EXERCISE:
Identify each line below containing the string "memory" and copy it.

RECORDS FOR THIS EXERCISE:
+ + + +
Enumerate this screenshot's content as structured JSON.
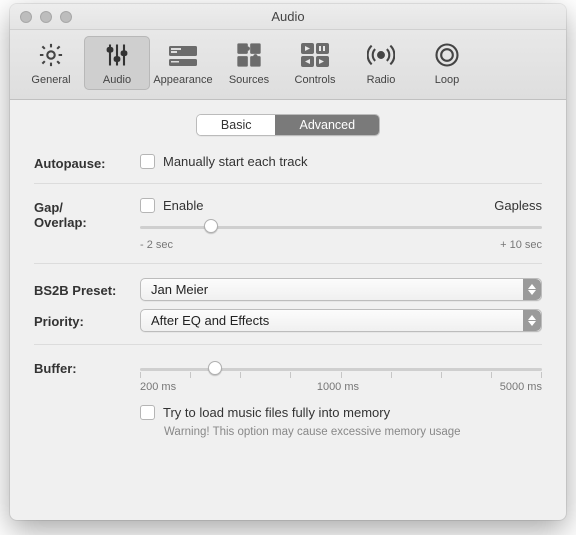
{
  "window": {
    "title": "Audio"
  },
  "toolbar": {
    "items": [
      {
        "label": "General"
      },
      {
        "label": "Audio"
      },
      {
        "label": "Appearance"
      },
      {
        "label": "Sources"
      },
      {
        "label": "Controls"
      },
      {
        "label": "Radio"
      },
      {
        "label": "Loop"
      }
    ]
  },
  "tabs": {
    "basic": "Basic",
    "advanced": "Advanced"
  },
  "autopause": {
    "label": "Autopause:",
    "checkbox": "Manually start each track"
  },
  "gap": {
    "label": "Gap/\nOverlap:",
    "enable": "Enable",
    "gapless": "Gapless",
    "min": "- 2 sec",
    "max": "+ 10 sec"
  },
  "bs2b": {
    "label": "BS2B Preset:",
    "value": "Jan Meier"
  },
  "priority": {
    "label": "Priority:",
    "value": "After EQ and Effects"
  },
  "buffer": {
    "label": "Buffer:",
    "t0": "200 ms",
    "t1": "1000 ms",
    "t2": "5000 ms"
  },
  "memory": {
    "checkbox": "Try to load music files fully into memory",
    "warning": "Warning! This option may cause excessive memory usage"
  }
}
+ + + +
CORRECT RESPONSE:
  "memory": {
    "checkbox": "Try to load music files fully into memory",
    "warning": "Warning! This option may cause excessive memory usage"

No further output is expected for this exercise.